TASK DETAILS:
Your task is to copy the listing exactly. Drop any pictures from the copy.

DATA EXCERPTS:

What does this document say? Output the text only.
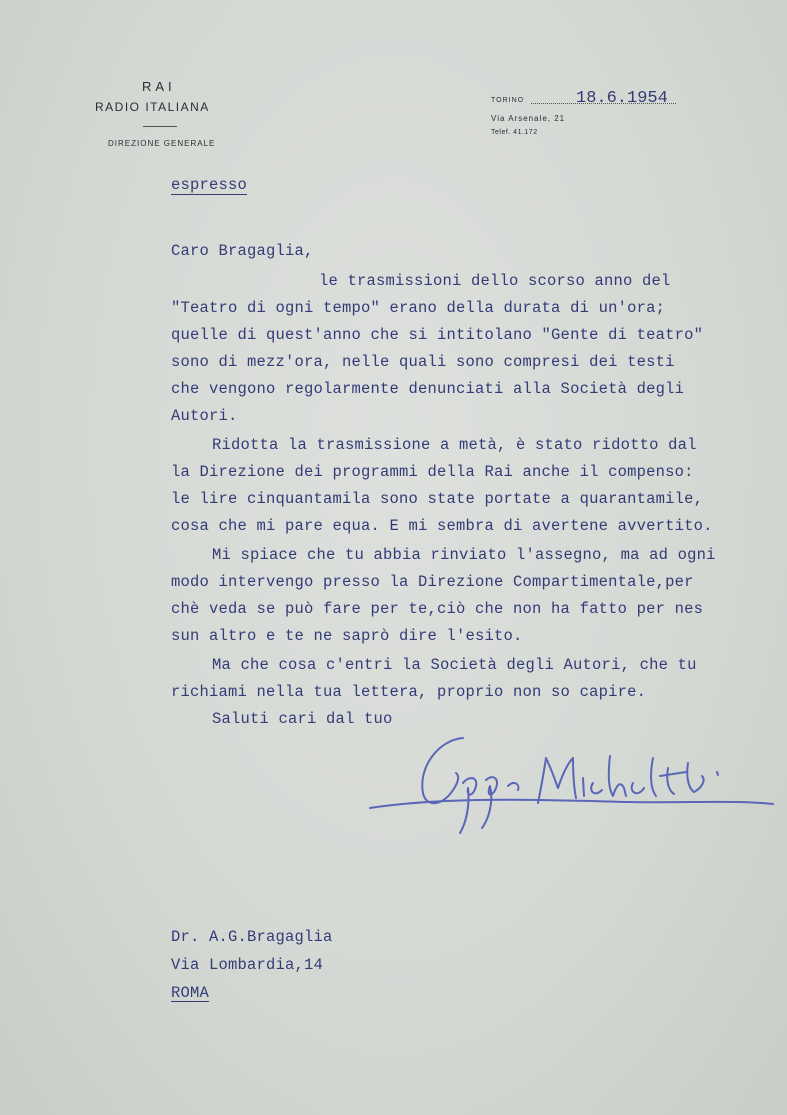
RAI
RADIO ITALIANA
DIREZIONE GENERALE
TORINO	18.6.1954
Via Arsenale, 21
Telef. 41.172
espresso
Caro Bragaglia,
le trasmissioni dello scorso anno del
"Teatro di ogni tempo" erano della durata di un'ora;
quelle di quest'anno che si intitolano "Gente di teatro"
sono di mezz'ora, nelle quali sono compresi dei testi
che vengono regolarmente denunciati alla Società degli
Autori.
Ridotta la trasmissione a metà, è stato ridotto dal
la Direzione dei programmi della Rai anche il compenso:
le lire cinquantamila sono state portate a quarantamile,
cosa che mi pare equa. E mi sembra di avertene avvertito.
Mi spiace che tu abbia rinviato l'assegno, ma ad ogni
modo intervengo presso la Direzione Compartimentale,per
chè veda se può fare per te,ciò che non ha fatto per nes
sun altro e te ne saprò dire l'esito.
Ma che cosa c'entri la Società degli Autori, che tu
richiami nella tua lettera, proprio non so capire.
Saluti cari dal tuo
Dr. A.G.Bragaglia
Via Lombardia,14
ROMA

FINISHED ANSWER:
What does this document say? Output the text only.
RAI
RADIO ITALIANA
DIREZIONE GENERALE
TORINO	18.6.1954
Via Arsenale, 21
Telef. 41.172
espresso
Caro Bragaglia,
le trasmissioni dello scorso anno del
"Teatro di ogni tempo" erano della durata di un'ora;
quelle di quest'anno che si intitolano "Gente di teatro"
sono di mezz'ora, nelle quali sono compresi dei testi
che vengono regolarmente denunciati alla Società degli
Autori.
Ridotta la trasmissione a metà, è stato ridotto dal
la Direzione dei programmi della Rai anche il compenso:
le lire cinquantamila sono state portate a quarantamile,
cosa che mi pare equa. E mi sembra di avertene avvertito.
Mi spiace che tu abbia rinviato l'assegno, ma ad ogni
modo intervengo presso la Direzione Compartimentale,per
chè veda se può fare per te,ciò che non ha fatto per nes
sun altro e te ne saprò dire l'esito.
Ma che cosa c'entri la Società degli Autori, che tu
richiami nella tua lettera, proprio non so capire.
Saluti cari dal tuo
Dr. A.G.Bragaglia
Via Lombardia,14
ROMA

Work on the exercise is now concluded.